### What you will do
Count every line of these entries that holds the word "Faculty", and reply with the number only.

* Begin Listed entries *

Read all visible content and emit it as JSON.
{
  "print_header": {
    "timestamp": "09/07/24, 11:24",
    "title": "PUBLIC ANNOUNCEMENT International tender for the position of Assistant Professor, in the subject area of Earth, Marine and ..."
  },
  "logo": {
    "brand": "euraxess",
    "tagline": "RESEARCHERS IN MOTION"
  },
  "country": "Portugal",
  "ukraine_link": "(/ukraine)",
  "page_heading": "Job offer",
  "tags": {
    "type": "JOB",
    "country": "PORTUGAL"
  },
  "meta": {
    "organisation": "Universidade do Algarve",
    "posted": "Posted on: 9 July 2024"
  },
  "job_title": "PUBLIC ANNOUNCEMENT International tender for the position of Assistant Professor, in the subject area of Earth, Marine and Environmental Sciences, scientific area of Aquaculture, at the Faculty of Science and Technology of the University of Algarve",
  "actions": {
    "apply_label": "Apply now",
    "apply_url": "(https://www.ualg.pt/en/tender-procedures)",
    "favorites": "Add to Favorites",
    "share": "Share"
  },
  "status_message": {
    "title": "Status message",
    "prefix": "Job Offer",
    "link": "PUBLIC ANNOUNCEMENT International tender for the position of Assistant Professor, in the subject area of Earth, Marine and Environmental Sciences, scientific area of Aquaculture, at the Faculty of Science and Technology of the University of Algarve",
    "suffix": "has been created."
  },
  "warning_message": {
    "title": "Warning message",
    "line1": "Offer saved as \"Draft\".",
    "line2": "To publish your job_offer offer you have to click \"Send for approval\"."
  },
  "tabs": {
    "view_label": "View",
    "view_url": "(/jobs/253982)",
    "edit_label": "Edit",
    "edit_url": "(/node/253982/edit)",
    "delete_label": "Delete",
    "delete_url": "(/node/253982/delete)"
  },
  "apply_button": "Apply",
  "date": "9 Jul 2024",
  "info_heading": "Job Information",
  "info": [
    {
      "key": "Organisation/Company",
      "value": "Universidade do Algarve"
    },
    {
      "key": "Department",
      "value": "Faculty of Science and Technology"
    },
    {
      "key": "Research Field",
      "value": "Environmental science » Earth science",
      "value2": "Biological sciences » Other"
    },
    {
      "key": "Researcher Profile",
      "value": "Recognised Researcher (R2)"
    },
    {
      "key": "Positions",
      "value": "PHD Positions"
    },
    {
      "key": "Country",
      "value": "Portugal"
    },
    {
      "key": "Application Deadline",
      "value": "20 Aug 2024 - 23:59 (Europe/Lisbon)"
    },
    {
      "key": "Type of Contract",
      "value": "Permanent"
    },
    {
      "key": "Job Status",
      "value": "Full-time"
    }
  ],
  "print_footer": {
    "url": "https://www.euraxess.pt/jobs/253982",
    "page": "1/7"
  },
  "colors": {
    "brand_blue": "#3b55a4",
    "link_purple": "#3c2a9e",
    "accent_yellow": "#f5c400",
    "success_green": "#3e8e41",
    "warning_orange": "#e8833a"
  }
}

* End Listed entries *

### Task answer
3